__To be done__
Copy the data exactly; pictures stay out of the copy.
***** Records provided *****
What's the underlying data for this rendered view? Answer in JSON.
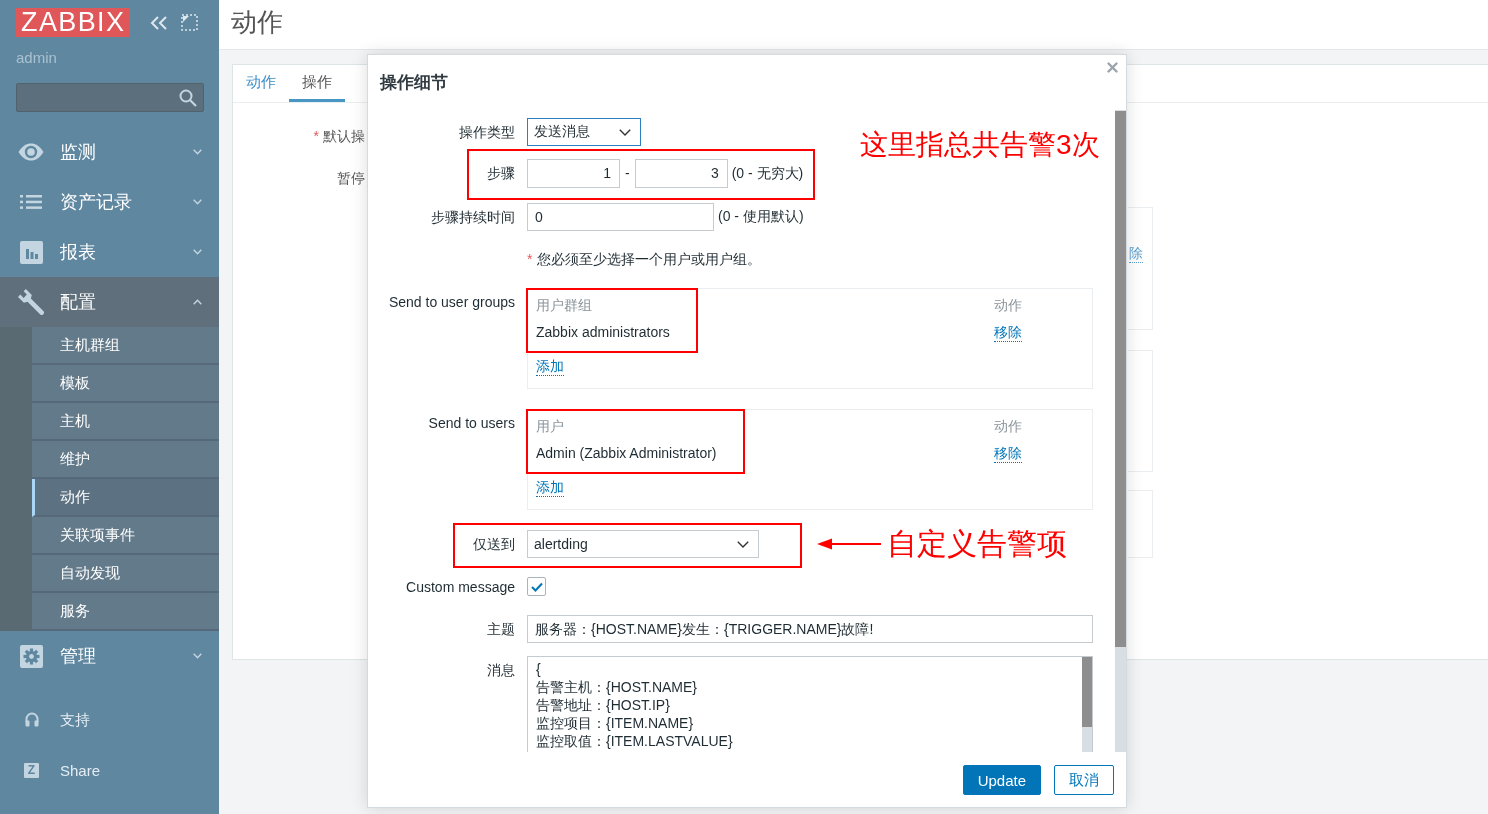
{
  "sidebar": {
    "logo": "ZABBIX",
    "user": "admin",
    "menu": [
      {
        "label": "监测",
        "expanded": false
      },
      {
        "label": "资产记录",
        "expanded": false
      },
      {
        "label": "报表",
        "expanded": false
      },
      {
        "label": "配置",
        "expanded": true,
        "children": [
          {
            "label": "主机群组",
            "selected": false
          },
          {
            "label": "模板",
            "selected": false
          },
          {
            "label": "主机",
            "selected": false
          },
          {
            "label": "维护",
            "selected": false
          },
          {
            "label": "动作",
            "selected": true
          },
          {
            "label": "关联项事件",
            "selected": false
          },
          {
            "label": "自动发现",
            "selected": false
          },
          {
            "label": "服务",
            "selected": false
          }
        ]
      },
      {
        "label": "管理",
        "expanded": false
      }
    ],
    "links": [
      {
        "label": "支持"
      },
      {
        "label": "Share",
        "logo": "Z"
      }
    ]
  },
  "page": {
    "title": "动作",
    "tabs": [
      {
        "label": "动作",
        "selected": false
      },
      {
        "label": "操作",
        "selected": true
      }
    ],
    "form_labels": [
      {
        "mark": "*",
        "text": "默认操"
      },
      {
        "text": "暂停"
      }
    ],
    "operations_column": {
      "link": "除"
    }
  },
  "dialog": {
    "title": "操作细节",
    "fields": [
      {
        "kind": "select",
        "label": "操作类型",
        "value": "发送消息",
        "focused": true
      },
      {
        "kind": "range",
        "label": "步骤",
        "from": "1",
        "separator": "-",
        "to": "3",
        "hint": "(0 - 无穷大)",
        "highlighted": true,
        "note": {
          "text": "这里指总共告警3次"
        }
      },
      {
        "kind": "text",
        "label": "步骤持续时间",
        "value": "0",
        "hint": "(0 - 使用默认)"
      },
      {
        "kind": "notice",
        "mark": "*",
        "text": "您必须至少选择一个用户或用户组。"
      },
      {
        "kind": "table",
        "label": "Send to user groups",
        "columns": [
          "用户群组",
          "动作"
        ],
        "rows": [
          {
            "name": "Zabbix administrators",
            "action": "移除"
          }
        ],
        "add": "添加",
        "highlighted": true
      },
      {
        "kind": "table",
        "label": "Send to users",
        "columns": [
          "用户",
          "动作"
        ],
        "rows": [
          {
            "name": "Admin (Zabbix Administrator)",
            "action": "移除"
          }
        ],
        "add": "添加",
        "highlighted": true
      },
      {
        "kind": "select",
        "label": "仅送到",
        "value": "alertding",
        "focused": false,
        "highlighted": true,
        "note": {
          "text": "自定义告警项",
          "arrow": true
        }
      },
      {
        "kind": "checkbox",
        "label": "Custom message",
        "checked": true
      },
      {
        "kind": "text",
        "label": "主题",
        "value": "服务器：{HOST.NAME}发生：{TRIGGER.NAME}故障!"
      },
      {
        "kind": "textarea",
        "label": "消息",
        "value": "{\n告警主机：{HOST.NAME}\n告警地址：{HOST.IP}\n监控项目：{ITEM.NAME}\n监控取值：{ITEM.LASTVALUE}"
      }
    ],
    "buttons": [
      {
        "label": "Update",
        "primary": true
      },
      {
        "label": "取消",
        "primary": false
      }
    ]
  }
}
*****
__Result of the exercise__
What's the underlying data for this rendered view? Answer in JSON.
{
  "sidebar": {
    "logo": "ZABBIX",
    "user": "admin",
    "menu": [
      {
        "label": "监测",
        "expanded": false
      },
      {
        "label": "资产记录",
        "expanded": false
      },
      {
        "label": "报表",
        "expanded": false
      },
      {
        "label": "配置",
        "expanded": true,
        "children": [
          {
            "label": "主机群组",
            "selected": false
          },
          {
            "label": "模板",
            "selected": false
          },
          {
            "label": "主机",
            "selected": false
          },
          {
            "label": "维护",
            "selected": false
          },
          {
            "label": "动作",
            "selected": true
          },
          {
            "label": "关联项事件",
            "selected": false
          },
          {
            "label": "自动发现",
            "selected": false
          },
          {
            "label": "服务",
            "selected": false
          }
        ]
      },
      {
        "label": "管理",
        "expanded": false
      }
    ],
    "links": [
      {
        "label": "支持"
      },
      {
        "label": "Share",
        "logo": "Z"
      }
    ]
  },
  "page": {
    "title": "动作",
    "tabs": [
      {
        "label": "动作",
        "selected": false
      },
      {
        "label": "操作",
        "selected": true
      }
    ],
    "form_labels": [
      {
        "mark": "*",
        "text": "默认操"
      },
      {
        "text": "暂停"
      }
    ],
    "operations_column": {
      "link": "除"
    }
  },
  "dialog": {
    "title": "操作细节",
    "fields": [
      {
        "kind": "select",
        "label": "操作类型",
        "value": "发送消息",
        "focused": true
      },
      {
        "kind": "range",
        "label": "步骤",
        "from": "1",
        "separator": "-",
        "to": "3",
        "hint": "(0 - 无穷大)",
        "highlighted": true,
        "note": {
          "text": "这里指总共告警3次"
        }
      },
      {
        "kind": "text",
        "label": "步骤持续时间",
        "value": "0",
        "hint": "(0 - 使用默认)"
      },
      {
        "kind": "notice",
        "mark": "*",
        "text": "您必须至少选择一个用户或用户组。"
      },
      {
        "kind": "table",
        "label": "Send to user groups",
        "columns": [
          "用户群组",
          "动作"
        ],
        "rows": [
          {
            "name": "Zabbix administrators",
            "action": "移除"
          }
        ],
        "add": "添加",
        "highlighted": true
      },
      {
        "kind": "table",
        "label": "Send to users",
        "columns": [
          "用户",
          "动作"
        ],
        "rows": [
          {
            "name": "Admin (Zabbix Administrator)",
            "action": "移除"
          }
        ],
        "add": "添加",
        "highlighted": true
      },
      {
        "kind": "select",
        "label": "仅送到",
        "value": "alertding",
        "focused": false,
        "highlighted": true,
        "note": {
          "text": "自定义告警项",
          "arrow": true
        }
      },
      {
        "kind": "checkbox",
        "label": "Custom message",
        "checked": true
      },
      {
        "kind": "text",
        "label": "主题",
        "value": "服务器：{HOST.NAME}发生：{TRIGGER.NAME}故障!"
      },
      {
        "kind": "textarea",
        "label": "消息",
        "value": "{\n告警主机：{HOST.NAME}\n告警地址：{HOST.IP}\n监控项目：{ITEM.NAME}\n监控取值：{ITEM.LASTVALUE}"
      }
    ],
    "buttons": [
      {
        "label": "Update",
        "primary": true
      },
      {
        "label": "取消",
        "primary": false
      }
    ]
  }
}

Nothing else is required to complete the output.